▶ [What is required]
Transcribe the records that follow. Keep every word exactly, and drop the pictures.
===== Exercise material =====
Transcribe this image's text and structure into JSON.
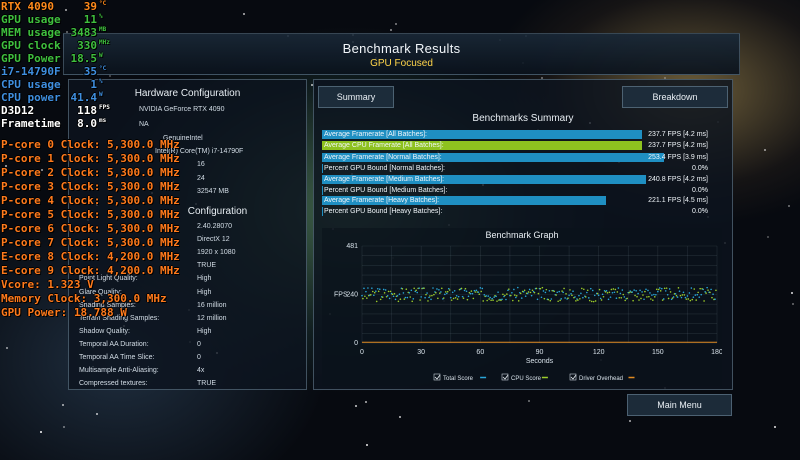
{
  "header": {
    "title": "Benchmark Results",
    "subtitle": "GPU Focused"
  },
  "hardware": {
    "title": "Hardware Configuration",
    "rows": [
      {
        "label": "",
        "value": "NVIDIA GeForce RTX 4090"
      },
      {
        "label": "",
        "value": "NA"
      },
      {
        "label": "",
        "value": "GenuineIntel"
      },
      {
        "label": "",
        "value": "Intel(R) Core(TM) i7-14790F"
      },
      {
        "label": "",
        "value": "16"
      },
      {
        "label": "",
        "value": "24"
      },
      {
        "label": "",
        "value": "32547 MB"
      }
    ]
  },
  "game_config": {
    "title": "Configuration",
    "rows": [
      {
        "label": "",
        "value": "2.40.28070"
      },
      {
        "label": "",
        "value": "DirectX 12"
      },
      {
        "label": "",
        "value": "1920 x 1080"
      },
      {
        "label": "",
        "value": "TRUE"
      },
      {
        "label": "Point Light Quality:",
        "value": "High"
      },
      {
        "label": "Glare Quality:",
        "value": "High"
      },
      {
        "label": "Shading Samples:",
        "value": "16 million"
      },
      {
        "label": "Terrain Shading Samples:",
        "value": "12 million"
      },
      {
        "label": "Shadow Quality:",
        "value": "High"
      },
      {
        "label": "Temporal AA Duration:",
        "value": "0"
      },
      {
        "label": "Temporal AA Time Slice:",
        "value": "0"
      },
      {
        "label": "Multisample Anti-Aliasing:",
        "value": "4x"
      },
      {
        "label": "Compressed textures:",
        "value": "TRUE"
      }
    ]
  },
  "tabs": {
    "summary": "Summary",
    "breakdown": "Breakdown"
  },
  "summary": {
    "title": "Benchmarks Summary",
    "rows": [
      {
        "label": "Average Framerate [All Batches]:",
        "value": "237.7 FPS [4.2 ms]",
        "fill": 0.89,
        "color": "#1f8fc2"
      },
      {
        "label": "Average CPU Framerate [All Batches]:",
        "value": "237.7 FPS [4.2 ms]",
        "fill": 0.89,
        "color": "#8ec21f"
      },
      {
        "label": "Average Framerate [Normal Batches]:",
        "value": "253.4 FPS [3.9 ms]",
        "fill": 0.95,
        "color": "#1f8fc2"
      },
      {
        "label": "Percent GPU Bound [Normal Batches]:",
        "value": "0.0%",
        "fill": 0.0,
        "color": "#1f8fc2"
      },
      {
        "label": "Average Framerate [Medium Batches]:",
        "value": "240.8 FPS [4.2 ms]",
        "fill": 0.9,
        "color": "#1f8fc2"
      },
      {
        "label": "Percent GPU Bound [Medium Batches]:",
        "value": "0.0%",
        "fill": 0.0,
        "color": "#1f8fc2"
      },
      {
        "label": "Average Framerate [Heavy Batches]:",
        "value": "221.1 FPS [4.5 ms]",
        "fill": 0.79,
        "color": "#1f8fc2"
      },
      {
        "label": "Percent GPU Bound [Heavy Batches]:",
        "value": "0.0%",
        "fill": 0.0,
        "color": "#1f8fc2"
      }
    ]
  },
  "graph": {
    "title": "Benchmark Graph",
    "ylabel": "FPS",
    "xlabel": "Seconds",
    "y_ticks": [
      "481",
      "240",
      "0"
    ],
    "x_ticks": [
      "0",
      "30",
      "60",
      "90",
      "120",
      "150",
      "180"
    ],
    "legend": [
      {
        "label": "Total Score",
        "color": "#2aa6d8"
      },
      {
        "label": "CPU Score",
        "color": "#9ccc2a"
      },
      {
        "label": "Driver Overhead",
        "color": "#e08a20"
      }
    ]
  },
  "main_menu": "Main Menu",
  "osd": [
    {
      "key": "RTX 4090",
      "value": "39",
      "unit": "°C",
      "color": "#ff8a1c"
    },
    {
      "key": "GPU usage",
      "value": "11",
      "unit": "%",
      "color": "#3fc03f"
    },
    {
      "key": "MEM usage",
      "value": "3483",
      "unit": "MB",
      "color": "#3fc03f"
    },
    {
      "key": "GPU clock",
      "value": "330",
      "unit": "MHz",
      "color": "#3fc03f"
    },
    {
      "key": "GPU Power",
      "value": "18.5",
      "unit": "W",
      "color": "#3fc03f"
    },
    {
      "key": "i7-14790F",
      "value": "35",
      "unit": "°C",
      "color": "#3f8fe0"
    },
    {
      "key": "CPU usage",
      "value": "1",
      "unit": "%",
      "color": "#3f8fe0"
    },
    {
      "key": "CPU power",
      "value": "41.4",
      "unit": "W",
      "color": "#3f8fe0"
    },
    {
      "key": "D3D12",
      "value": "118",
      "unit": "FPS",
      "color": "#ffffff"
    },
    {
      "key": "Frametime",
      "value": "8.0",
      "unit": "ms",
      "color": "#ffffff"
    }
  ],
  "osd_clocks": [
    "P-core 0 Clock: 5,300.0 MHz",
    "P-core 1 Clock: 5,300.0 MHz",
    "P-core 2 Clock: 5,300.0 MHz",
    "P-core 3 Clock: 5,300.0 MHz",
    "P-core 4 Clock: 5,300.0 MHz",
    "P-core 5 Clock: 5,300.0 MHz",
    "P-core 6 Clock: 5,300.0 MHz",
    "P-core 7 Clock: 5,300.0 MHz",
    "E-core 8 Clock: 4,200.0 MHz",
    "E-core 9 Clock: 4,200.0 MHz",
    "Vcore: 1.323 V",
    "Memory Clock: 3,300.0 MHz",
    "GPU Power: 18.788 W"
  ],
  "osd_clock_color": "#ff7a1c"
}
=====
▶ [Solution to this task]
Transcribe this image's text and structure into JSON.
{
  "header": {
    "title": "Benchmark Results",
    "subtitle": "GPU Focused"
  },
  "hardware": {
    "title": "Hardware Configuration",
    "rows": [
      {
        "label": "",
        "value": "NVIDIA GeForce RTX 4090"
      },
      {
        "label": "",
        "value": "NA"
      },
      {
        "label": "",
        "value": "GenuineIntel"
      },
      {
        "label": "",
        "value": "Intel(R) Core(TM) i7-14790F"
      },
      {
        "label": "",
        "value": "16"
      },
      {
        "label": "",
        "value": "24"
      },
      {
        "label": "",
        "value": "32547 MB"
      }
    ]
  },
  "game_config": {
    "title": "Configuration",
    "rows": [
      {
        "label": "",
        "value": "2.40.28070"
      },
      {
        "label": "",
        "value": "DirectX 12"
      },
      {
        "label": "",
        "value": "1920 x 1080"
      },
      {
        "label": "",
        "value": "TRUE"
      },
      {
        "label": "Point Light Quality:",
        "value": "High"
      },
      {
        "label": "Glare Quality:",
        "value": "High"
      },
      {
        "label": "Shading Samples:",
        "value": "16 million"
      },
      {
        "label": "Terrain Shading Samples:",
        "value": "12 million"
      },
      {
        "label": "Shadow Quality:",
        "value": "High"
      },
      {
        "label": "Temporal AA Duration:",
        "value": "0"
      },
      {
        "label": "Temporal AA Time Slice:",
        "value": "0"
      },
      {
        "label": "Multisample Anti-Aliasing:",
        "value": "4x"
      },
      {
        "label": "Compressed textures:",
        "value": "TRUE"
      }
    ]
  },
  "tabs": {
    "summary": "Summary",
    "breakdown": "Breakdown"
  },
  "summary": {
    "title": "Benchmarks Summary",
    "rows": [
      {
        "label": "Average Framerate [All Batches]:",
        "value": "237.7 FPS [4.2 ms]",
        "fill": 0.89,
        "color": "#1f8fc2"
      },
      {
        "label": "Average CPU Framerate [All Batches]:",
        "value": "237.7 FPS [4.2 ms]",
        "fill": 0.89,
        "color": "#8ec21f"
      },
      {
        "label": "Average Framerate [Normal Batches]:",
        "value": "253.4 FPS [3.9 ms]",
        "fill": 0.95,
        "color": "#1f8fc2"
      },
      {
        "label": "Percent GPU Bound [Normal Batches]:",
        "value": "0.0%",
        "fill": 0.0,
        "color": "#1f8fc2"
      },
      {
        "label": "Average Framerate [Medium Batches]:",
        "value": "240.8 FPS [4.2 ms]",
        "fill": 0.9,
        "color": "#1f8fc2"
      },
      {
        "label": "Percent GPU Bound [Medium Batches]:",
        "value": "0.0%",
        "fill": 0.0,
        "color": "#1f8fc2"
      },
      {
        "label": "Average Framerate [Heavy Batches]:",
        "value": "221.1 FPS [4.5 ms]",
        "fill": 0.79,
        "color": "#1f8fc2"
      },
      {
        "label": "Percent GPU Bound [Heavy Batches]:",
        "value": "0.0%",
        "fill": 0.0,
        "color": "#1f8fc2"
      }
    ]
  },
  "graph": {
    "title": "Benchmark Graph",
    "ylabel": "FPS",
    "xlabel": "Seconds",
    "y_ticks": [
      "481",
      "240",
      "0"
    ],
    "x_ticks": [
      "0",
      "30",
      "60",
      "90",
      "120",
      "150",
      "180"
    ],
    "legend": [
      {
        "label": "Total Score",
        "color": "#2aa6d8"
      },
      {
        "label": "CPU Score",
        "color": "#9ccc2a"
      },
      {
        "label": "Driver Overhead",
        "color": "#e08a20"
      }
    ]
  },
  "main_menu": "Main Menu",
  "osd": [
    {
      "key": "RTX 4090",
      "value": "39",
      "unit": "°C",
      "color": "#ff8a1c"
    },
    {
      "key": "GPU usage",
      "value": "11",
      "unit": "%",
      "color": "#3fc03f"
    },
    {
      "key": "MEM usage",
      "value": "3483",
      "unit": "MB",
      "color": "#3fc03f"
    },
    {
      "key": "GPU clock",
      "value": "330",
      "unit": "MHz",
      "color": "#3fc03f"
    },
    {
      "key": "GPU Power",
      "value": "18.5",
      "unit": "W",
      "color": "#3fc03f"
    },
    {
      "key": "i7-14790F",
      "value": "35",
      "unit": "°C",
      "color": "#3f8fe0"
    },
    {
      "key": "CPU usage",
      "value": "1",
      "unit": "%",
      "color": "#3f8fe0"
    },
    {
      "key": "CPU power",
      "value": "41.4",
      "unit": "W",
      "color": "#3f8fe0"
    },
    {
      "key": "D3D12",
      "value": "118",
      "unit": "FPS",
      "color": "#ffffff"
    },
    {
      "key": "Frametime",
      "value": "8.0",
      "unit": "ms",
      "color": "#ffffff"
    }
  ],
  "osd_clocks": [
    "P-core 0 Clock: 5,300.0 MHz",
    "P-core 1 Clock: 5,300.0 MHz",
    "P-core 2 Clock: 5,300.0 MHz",
    "P-core 3 Clock: 5,300.0 MHz",
    "P-core 4 Clock: 5,300.0 MHz",
    "P-core 5 Clock: 5,300.0 MHz",
    "P-core 6 Clock: 5,300.0 MHz",
    "P-core 7 Clock: 5,300.0 MHz",
    "E-core 8 Clock: 4,200.0 MHz",
    "E-core 9 Clock: 4,200.0 MHz",
    "Vcore: 1.323 V",
    "Memory Clock: 3,300.0 MHz",
    "GPU Power: 18.788 W"
  ],
  "osd_clock_color": "#ff7a1c"
}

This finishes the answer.